■ **DO THIS**
In the data below, find each line containing the string "into" and return it.

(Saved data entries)
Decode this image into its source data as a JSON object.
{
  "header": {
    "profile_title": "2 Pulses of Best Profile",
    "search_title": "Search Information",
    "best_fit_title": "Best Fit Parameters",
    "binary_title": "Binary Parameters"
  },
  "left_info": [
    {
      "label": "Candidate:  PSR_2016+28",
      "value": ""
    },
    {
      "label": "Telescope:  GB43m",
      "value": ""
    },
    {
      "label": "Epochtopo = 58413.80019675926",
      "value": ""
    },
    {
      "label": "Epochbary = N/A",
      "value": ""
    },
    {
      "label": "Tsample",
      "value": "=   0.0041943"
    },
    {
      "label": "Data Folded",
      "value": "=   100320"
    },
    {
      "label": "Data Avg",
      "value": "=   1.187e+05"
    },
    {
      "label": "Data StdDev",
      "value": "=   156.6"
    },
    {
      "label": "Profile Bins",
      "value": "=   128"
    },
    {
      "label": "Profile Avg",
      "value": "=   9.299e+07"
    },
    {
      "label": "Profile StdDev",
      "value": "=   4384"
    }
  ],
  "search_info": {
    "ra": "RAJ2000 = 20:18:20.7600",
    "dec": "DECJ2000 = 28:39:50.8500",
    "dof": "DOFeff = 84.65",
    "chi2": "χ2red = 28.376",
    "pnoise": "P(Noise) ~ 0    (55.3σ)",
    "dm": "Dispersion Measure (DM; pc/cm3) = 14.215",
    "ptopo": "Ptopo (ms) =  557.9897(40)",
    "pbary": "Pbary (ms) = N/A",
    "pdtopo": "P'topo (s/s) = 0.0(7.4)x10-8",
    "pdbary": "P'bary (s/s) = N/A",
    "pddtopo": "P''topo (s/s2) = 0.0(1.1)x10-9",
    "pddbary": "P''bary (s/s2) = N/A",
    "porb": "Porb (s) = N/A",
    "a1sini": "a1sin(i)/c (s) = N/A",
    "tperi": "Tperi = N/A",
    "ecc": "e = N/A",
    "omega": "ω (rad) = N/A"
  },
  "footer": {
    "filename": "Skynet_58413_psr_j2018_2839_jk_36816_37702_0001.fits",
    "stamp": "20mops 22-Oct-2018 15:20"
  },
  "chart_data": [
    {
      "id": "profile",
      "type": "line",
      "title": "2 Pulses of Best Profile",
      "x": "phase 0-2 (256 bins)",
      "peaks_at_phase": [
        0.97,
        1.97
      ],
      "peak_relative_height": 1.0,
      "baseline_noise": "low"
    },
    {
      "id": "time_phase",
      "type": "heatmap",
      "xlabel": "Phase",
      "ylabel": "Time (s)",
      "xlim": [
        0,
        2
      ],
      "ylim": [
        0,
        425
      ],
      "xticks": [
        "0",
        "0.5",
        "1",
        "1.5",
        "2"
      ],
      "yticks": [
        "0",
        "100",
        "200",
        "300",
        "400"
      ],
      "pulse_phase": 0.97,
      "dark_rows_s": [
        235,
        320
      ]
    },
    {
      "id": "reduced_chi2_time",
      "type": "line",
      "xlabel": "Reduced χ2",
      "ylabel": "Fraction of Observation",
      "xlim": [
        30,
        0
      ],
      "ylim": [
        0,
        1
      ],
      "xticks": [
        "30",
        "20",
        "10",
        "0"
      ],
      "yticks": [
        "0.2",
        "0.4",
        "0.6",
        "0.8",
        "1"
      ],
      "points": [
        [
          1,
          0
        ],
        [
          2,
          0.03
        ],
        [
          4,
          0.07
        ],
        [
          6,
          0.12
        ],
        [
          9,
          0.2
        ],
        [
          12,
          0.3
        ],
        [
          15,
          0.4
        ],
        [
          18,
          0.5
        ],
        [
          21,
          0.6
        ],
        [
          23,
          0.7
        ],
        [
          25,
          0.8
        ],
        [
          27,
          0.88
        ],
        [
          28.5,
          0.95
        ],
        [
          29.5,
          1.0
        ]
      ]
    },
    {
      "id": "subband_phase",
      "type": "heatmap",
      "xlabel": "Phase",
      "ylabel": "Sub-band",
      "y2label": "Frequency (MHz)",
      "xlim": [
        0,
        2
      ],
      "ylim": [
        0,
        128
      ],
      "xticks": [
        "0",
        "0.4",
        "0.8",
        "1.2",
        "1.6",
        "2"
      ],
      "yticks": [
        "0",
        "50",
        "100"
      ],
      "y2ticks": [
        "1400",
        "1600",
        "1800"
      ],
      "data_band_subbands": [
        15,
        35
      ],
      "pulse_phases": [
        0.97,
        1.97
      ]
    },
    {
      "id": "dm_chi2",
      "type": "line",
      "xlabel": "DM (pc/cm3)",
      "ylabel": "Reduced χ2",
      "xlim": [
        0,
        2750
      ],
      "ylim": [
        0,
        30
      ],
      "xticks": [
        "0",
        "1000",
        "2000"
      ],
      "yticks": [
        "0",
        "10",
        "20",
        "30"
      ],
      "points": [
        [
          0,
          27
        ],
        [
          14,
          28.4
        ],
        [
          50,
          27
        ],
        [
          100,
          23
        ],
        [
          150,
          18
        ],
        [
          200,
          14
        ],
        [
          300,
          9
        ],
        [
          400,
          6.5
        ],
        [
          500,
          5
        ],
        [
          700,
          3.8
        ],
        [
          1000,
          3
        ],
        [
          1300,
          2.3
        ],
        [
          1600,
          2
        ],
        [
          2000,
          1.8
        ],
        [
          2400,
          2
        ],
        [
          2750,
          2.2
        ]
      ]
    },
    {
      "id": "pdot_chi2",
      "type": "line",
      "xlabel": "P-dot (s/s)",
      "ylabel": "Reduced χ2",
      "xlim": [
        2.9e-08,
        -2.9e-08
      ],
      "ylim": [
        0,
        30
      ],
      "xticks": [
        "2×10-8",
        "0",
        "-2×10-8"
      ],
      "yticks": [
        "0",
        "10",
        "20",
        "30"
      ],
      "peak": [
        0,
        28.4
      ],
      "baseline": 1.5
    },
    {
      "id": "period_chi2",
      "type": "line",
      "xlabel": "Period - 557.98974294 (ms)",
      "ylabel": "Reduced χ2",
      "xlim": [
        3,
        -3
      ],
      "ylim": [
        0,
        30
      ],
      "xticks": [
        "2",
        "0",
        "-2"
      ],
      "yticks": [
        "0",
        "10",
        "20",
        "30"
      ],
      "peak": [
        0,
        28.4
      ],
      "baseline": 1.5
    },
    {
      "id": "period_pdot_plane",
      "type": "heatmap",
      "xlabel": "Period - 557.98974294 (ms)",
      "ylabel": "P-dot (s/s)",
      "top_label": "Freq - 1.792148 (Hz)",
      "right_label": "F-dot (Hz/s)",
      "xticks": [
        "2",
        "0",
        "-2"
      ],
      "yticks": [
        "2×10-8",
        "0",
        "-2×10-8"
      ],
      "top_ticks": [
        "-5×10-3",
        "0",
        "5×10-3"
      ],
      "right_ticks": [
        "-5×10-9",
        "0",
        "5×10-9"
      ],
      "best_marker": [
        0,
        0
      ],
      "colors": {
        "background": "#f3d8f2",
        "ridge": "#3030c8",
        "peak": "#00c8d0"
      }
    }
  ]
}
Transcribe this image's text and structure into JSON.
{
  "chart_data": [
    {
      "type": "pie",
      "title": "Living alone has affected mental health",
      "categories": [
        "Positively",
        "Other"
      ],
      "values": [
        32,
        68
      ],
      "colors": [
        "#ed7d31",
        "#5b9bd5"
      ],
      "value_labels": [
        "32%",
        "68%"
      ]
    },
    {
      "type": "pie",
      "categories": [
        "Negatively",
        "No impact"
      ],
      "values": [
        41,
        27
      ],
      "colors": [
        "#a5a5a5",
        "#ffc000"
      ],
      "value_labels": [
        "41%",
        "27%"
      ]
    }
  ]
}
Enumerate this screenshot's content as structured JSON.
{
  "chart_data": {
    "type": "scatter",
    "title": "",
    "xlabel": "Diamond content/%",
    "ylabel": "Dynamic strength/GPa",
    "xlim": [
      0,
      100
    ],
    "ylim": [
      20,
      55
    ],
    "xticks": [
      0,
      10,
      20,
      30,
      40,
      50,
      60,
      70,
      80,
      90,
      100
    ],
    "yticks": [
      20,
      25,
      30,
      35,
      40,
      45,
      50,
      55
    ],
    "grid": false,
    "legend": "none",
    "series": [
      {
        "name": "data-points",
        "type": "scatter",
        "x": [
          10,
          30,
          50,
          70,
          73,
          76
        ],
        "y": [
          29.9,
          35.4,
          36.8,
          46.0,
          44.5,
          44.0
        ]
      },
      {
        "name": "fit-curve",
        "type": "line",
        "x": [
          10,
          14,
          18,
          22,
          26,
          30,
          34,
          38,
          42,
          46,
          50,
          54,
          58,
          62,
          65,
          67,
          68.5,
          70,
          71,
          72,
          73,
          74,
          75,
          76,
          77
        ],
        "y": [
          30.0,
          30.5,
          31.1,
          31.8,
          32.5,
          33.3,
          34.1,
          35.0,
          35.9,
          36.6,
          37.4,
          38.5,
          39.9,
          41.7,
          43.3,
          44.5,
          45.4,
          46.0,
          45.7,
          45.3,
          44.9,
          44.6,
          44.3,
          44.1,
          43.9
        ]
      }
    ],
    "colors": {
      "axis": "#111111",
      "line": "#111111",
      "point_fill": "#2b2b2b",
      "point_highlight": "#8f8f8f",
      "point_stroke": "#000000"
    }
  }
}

■ **CORRECT OUTPUT**
Decode this image into its source data as a JSON object.
Transcribe this image's text and structure into JSON.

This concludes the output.